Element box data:
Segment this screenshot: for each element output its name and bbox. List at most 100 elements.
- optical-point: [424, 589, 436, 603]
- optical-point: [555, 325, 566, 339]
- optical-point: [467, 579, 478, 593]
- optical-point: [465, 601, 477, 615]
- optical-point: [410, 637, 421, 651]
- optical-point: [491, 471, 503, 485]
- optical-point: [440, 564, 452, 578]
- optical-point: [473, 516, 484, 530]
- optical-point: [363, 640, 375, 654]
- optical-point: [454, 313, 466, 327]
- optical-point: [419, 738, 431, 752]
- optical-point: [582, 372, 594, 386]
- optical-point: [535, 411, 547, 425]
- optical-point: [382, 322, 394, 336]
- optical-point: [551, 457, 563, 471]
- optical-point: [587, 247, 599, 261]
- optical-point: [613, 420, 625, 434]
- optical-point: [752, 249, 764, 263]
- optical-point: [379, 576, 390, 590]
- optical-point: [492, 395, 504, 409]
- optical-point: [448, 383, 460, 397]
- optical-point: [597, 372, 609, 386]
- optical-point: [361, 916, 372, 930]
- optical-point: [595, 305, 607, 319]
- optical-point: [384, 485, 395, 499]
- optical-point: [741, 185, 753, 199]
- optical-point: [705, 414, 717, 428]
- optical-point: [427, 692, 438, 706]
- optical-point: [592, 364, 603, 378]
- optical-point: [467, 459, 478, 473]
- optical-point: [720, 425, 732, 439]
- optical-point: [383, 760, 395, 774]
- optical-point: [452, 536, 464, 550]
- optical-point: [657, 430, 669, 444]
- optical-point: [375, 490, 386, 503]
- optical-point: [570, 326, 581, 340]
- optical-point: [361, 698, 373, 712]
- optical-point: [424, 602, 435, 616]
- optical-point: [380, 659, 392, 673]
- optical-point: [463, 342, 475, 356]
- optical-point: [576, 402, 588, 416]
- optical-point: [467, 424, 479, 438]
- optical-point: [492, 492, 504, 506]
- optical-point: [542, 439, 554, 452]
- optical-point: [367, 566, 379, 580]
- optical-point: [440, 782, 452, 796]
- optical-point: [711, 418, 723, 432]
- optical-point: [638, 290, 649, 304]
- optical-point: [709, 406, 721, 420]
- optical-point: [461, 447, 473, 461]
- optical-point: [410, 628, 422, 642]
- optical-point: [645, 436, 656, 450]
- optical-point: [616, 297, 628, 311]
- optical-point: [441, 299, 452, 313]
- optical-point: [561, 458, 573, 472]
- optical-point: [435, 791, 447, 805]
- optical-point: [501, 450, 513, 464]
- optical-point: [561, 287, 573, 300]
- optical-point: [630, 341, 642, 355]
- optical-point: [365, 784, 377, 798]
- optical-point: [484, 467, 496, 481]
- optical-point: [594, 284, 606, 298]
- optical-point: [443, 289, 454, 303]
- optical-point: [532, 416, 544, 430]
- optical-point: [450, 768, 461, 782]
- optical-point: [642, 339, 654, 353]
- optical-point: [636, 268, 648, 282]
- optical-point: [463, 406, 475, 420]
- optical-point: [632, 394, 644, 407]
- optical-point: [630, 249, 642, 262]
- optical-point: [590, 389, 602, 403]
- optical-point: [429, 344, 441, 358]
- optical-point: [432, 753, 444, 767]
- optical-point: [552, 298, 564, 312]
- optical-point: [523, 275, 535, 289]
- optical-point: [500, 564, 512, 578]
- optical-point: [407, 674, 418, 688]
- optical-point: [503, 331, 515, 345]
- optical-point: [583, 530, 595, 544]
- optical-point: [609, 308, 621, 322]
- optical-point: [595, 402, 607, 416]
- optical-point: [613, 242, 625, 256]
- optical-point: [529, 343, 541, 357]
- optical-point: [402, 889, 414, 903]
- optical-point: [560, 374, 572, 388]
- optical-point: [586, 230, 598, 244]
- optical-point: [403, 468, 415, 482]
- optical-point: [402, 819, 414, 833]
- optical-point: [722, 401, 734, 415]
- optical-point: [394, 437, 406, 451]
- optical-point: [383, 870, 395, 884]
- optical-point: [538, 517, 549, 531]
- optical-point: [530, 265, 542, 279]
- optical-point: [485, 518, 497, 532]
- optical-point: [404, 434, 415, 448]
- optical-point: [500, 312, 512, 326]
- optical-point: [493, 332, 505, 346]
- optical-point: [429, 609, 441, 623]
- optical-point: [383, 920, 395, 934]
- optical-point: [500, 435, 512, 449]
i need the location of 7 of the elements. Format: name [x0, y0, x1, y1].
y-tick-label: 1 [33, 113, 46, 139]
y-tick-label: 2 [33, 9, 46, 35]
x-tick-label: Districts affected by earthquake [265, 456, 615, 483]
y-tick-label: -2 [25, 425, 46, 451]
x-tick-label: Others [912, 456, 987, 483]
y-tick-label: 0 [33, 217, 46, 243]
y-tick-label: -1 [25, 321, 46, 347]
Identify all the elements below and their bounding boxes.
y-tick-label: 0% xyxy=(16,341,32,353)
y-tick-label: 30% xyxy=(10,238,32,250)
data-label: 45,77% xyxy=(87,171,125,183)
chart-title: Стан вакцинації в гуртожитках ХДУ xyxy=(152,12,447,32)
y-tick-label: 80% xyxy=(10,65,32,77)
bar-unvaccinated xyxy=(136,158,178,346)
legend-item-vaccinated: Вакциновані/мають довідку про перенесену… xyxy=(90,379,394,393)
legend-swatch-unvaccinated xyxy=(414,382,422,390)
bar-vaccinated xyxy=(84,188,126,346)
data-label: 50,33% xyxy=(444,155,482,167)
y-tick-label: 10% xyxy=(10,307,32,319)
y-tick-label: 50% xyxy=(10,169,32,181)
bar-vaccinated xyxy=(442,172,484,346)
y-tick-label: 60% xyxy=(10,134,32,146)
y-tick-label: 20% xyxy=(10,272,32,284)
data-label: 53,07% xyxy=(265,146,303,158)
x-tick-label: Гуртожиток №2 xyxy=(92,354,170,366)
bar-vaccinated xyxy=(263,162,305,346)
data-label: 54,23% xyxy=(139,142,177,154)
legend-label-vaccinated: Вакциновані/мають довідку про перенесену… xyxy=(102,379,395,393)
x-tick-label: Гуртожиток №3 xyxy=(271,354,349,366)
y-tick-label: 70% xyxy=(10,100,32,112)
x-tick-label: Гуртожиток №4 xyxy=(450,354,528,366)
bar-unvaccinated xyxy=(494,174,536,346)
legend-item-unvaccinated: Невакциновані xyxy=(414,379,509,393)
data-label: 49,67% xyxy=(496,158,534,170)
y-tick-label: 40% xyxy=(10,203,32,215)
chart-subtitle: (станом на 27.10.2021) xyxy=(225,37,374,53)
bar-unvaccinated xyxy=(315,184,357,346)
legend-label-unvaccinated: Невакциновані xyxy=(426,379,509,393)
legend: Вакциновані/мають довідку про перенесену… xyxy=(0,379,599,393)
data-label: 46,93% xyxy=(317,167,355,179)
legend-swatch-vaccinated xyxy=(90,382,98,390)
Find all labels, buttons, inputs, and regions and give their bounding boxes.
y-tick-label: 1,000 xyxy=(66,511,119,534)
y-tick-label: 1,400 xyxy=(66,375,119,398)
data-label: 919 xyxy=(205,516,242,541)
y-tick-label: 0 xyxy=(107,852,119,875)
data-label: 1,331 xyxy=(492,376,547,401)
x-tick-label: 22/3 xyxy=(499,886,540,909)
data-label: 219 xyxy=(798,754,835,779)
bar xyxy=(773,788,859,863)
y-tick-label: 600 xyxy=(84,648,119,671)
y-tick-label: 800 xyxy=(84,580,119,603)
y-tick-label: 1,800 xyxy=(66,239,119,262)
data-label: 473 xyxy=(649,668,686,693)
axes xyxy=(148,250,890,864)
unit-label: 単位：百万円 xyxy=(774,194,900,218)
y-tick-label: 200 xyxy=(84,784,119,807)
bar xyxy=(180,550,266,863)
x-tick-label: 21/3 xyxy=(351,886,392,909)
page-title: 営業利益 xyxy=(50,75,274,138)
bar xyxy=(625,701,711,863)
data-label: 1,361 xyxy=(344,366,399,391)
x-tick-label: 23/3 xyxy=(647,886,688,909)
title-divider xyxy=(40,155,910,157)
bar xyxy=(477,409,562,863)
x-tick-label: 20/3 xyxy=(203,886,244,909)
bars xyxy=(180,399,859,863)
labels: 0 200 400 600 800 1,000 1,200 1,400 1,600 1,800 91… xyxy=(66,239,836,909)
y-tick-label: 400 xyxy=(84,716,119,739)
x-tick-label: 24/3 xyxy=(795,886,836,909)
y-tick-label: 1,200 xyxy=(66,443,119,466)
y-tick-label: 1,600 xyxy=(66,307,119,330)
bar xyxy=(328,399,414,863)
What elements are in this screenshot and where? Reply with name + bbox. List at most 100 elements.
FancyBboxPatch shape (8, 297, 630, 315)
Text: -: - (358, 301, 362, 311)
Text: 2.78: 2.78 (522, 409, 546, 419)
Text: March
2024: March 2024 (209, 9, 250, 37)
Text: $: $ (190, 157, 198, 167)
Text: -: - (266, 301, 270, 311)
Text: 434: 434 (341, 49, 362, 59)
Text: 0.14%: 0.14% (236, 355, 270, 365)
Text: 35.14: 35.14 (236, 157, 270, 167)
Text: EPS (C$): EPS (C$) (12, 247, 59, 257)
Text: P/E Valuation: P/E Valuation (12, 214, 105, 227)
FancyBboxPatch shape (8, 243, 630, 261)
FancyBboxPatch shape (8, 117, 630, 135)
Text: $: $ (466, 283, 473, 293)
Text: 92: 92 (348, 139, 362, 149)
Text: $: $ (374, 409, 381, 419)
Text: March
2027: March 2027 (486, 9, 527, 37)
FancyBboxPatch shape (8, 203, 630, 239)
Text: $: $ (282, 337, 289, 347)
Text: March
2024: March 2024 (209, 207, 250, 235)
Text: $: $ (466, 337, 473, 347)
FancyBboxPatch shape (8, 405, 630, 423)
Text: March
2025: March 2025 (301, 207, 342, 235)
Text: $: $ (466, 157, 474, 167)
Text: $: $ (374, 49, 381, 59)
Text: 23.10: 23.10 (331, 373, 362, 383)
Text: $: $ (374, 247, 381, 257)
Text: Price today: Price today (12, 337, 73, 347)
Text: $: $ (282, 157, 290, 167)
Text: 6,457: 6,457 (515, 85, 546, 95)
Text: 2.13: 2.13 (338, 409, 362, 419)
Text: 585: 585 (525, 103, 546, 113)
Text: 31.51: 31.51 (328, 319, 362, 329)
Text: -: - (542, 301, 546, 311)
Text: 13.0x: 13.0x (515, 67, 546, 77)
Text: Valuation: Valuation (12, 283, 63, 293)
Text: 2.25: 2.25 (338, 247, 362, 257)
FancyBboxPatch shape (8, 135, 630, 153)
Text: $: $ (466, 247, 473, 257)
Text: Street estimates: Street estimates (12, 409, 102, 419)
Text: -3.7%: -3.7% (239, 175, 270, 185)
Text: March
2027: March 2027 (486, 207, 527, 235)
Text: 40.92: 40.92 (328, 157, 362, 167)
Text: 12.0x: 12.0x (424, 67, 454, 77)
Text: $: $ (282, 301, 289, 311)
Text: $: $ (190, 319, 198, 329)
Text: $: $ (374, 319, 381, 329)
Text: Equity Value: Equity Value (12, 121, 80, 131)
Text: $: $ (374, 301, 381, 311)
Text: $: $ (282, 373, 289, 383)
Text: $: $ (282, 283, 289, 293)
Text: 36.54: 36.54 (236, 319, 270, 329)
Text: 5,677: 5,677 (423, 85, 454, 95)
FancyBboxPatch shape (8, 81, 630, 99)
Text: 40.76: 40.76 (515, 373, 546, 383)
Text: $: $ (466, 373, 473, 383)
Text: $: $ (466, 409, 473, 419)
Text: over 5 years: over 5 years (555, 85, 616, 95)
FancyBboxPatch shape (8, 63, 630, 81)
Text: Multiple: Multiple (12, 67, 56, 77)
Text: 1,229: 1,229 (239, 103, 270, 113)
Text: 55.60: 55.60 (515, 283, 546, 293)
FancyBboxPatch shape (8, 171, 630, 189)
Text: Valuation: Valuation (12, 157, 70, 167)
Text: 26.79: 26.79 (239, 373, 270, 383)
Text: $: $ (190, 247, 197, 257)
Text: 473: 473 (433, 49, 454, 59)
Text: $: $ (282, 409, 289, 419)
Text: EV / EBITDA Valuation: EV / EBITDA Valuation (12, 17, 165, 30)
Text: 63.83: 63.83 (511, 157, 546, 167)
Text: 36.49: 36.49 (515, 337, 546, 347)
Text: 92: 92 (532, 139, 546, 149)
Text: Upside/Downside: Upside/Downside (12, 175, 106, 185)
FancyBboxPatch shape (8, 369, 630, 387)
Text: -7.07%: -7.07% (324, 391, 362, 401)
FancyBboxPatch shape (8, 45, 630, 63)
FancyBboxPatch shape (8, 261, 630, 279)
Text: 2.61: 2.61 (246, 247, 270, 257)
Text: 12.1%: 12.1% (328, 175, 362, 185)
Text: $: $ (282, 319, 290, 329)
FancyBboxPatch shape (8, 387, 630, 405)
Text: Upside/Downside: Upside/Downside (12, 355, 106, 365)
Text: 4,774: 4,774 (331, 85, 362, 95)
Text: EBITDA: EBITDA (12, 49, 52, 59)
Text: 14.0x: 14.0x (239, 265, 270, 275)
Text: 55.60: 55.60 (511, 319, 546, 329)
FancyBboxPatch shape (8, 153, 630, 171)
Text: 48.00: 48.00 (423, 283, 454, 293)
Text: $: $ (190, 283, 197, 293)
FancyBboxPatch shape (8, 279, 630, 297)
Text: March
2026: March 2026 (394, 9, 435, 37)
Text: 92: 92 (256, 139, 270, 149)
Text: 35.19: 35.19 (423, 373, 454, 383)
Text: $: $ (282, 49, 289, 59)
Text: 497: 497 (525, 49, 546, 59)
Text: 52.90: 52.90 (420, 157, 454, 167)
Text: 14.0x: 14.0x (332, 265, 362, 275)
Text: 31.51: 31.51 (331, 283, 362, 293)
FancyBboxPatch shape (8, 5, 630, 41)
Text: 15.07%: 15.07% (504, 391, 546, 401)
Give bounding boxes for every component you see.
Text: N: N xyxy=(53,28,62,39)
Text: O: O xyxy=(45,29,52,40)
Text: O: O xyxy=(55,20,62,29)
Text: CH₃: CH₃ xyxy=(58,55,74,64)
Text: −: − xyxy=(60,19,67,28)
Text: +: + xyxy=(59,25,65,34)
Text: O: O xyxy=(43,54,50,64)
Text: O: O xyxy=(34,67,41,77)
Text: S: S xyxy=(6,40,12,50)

[WHAT THE EXERCISE ASKS] Starting at the top of the data and stopping after the line that contains "- optical-point: [365, 784, 377, 798]", write those lines out again with "optical-point" renamed to "keypoint" and nothing else altered.

[SOLVED PROBLEM]
Segment this screenshot: for each element output its name and bbox. List at most 100 elements.
- keypoint: [424, 589, 436, 603]
- keypoint: [555, 325, 566, 339]
- keypoint: [467, 579, 478, 593]
- keypoint: [465, 601, 477, 615]
- keypoint: [410, 637, 421, 651]
- keypoint: [491, 471, 503, 485]
- keypoint: [440, 564, 452, 578]
- keypoint: [473, 516, 484, 530]
- keypoint: [363, 640, 375, 654]
- keypoint: [454, 313, 466, 327]
- keypoint: [419, 738, 431, 752]
- keypoint: [582, 372, 594, 386]
- keypoint: [535, 411, 547, 425]
- keypoint: [382, 322, 394, 336]
- keypoint: [551, 457, 563, 471]
- keypoint: [587, 247, 599, 261]
- keypoint: [613, 420, 625, 434]
- keypoint: [752, 249, 764, 263]
- keypoint: [379, 576, 390, 590]
- keypoint: [492, 395, 504, 409]
- keypoint: [448, 383, 460, 397]
- keypoint: [597, 372, 609, 386]
- keypoint: [361, 916, 372, 930]
- keypoint: [595, 305, 607, 319]
- keypoint: [384, 485, 395, 499]
- keypoint: [741, 185, 753, 199]
- keypoint: [705, 414, 717, 428]
- keypoint: [427, 692, 438, 706]
- keypoint: [592, 364, 603, 378]
- keypoint: [467, 459, 478, 473]
- keypoint: [720, 425, 732, 439]
- keypoint: [383, 760, 395, 774]
- keypoint: [452, 536, 464, 550]
- keypoint: [657, 430, 669, 444]
- keypoint: [375, 490, 386, 503]
- keypoint: [570, 326, 581, 340]
- keypoint: [361, 698, 373, 712]
- keypoint: [424, 602, 435, 616]
- keypoint: [380, 659, 392, 673]
- keypoint: [463, 342, 475, 356]
- keypoint: [576, 402, 588, 416]
- keypoint: [467, 424, 479, 438]
- keypoint: [492, 492, 504, 506]
- keypoint: [542, 439, 554, 452]
- keypoint: [367, 566, 379, 580]
- keypoint: [440, 782, 452, 796]
- keypoint: [711, 418, 723, 432]
- keypoint: [638, 290, 649, 304]
- keypoint: [709, 406, 721, 420]
- keypoint: [461, 447, 473, 461]
- keypoint: [410, 628, 422, 642]
- keypoint: [645, 436, 656, 450]
- keypoint: [616, 297, 628, 311]
- keypoint: [441, 299, 452, 313]
- keypoint: [561, 458, 573, 472]
- keypoint: [435, 791, 447, 805]
- keypoint: [501, 450, 513, 464]
- keypoint: [561, 287, 573, 300]
- keypoint: [630, 341, 642, 355]
- keypoint: [365, 784, 377, 798]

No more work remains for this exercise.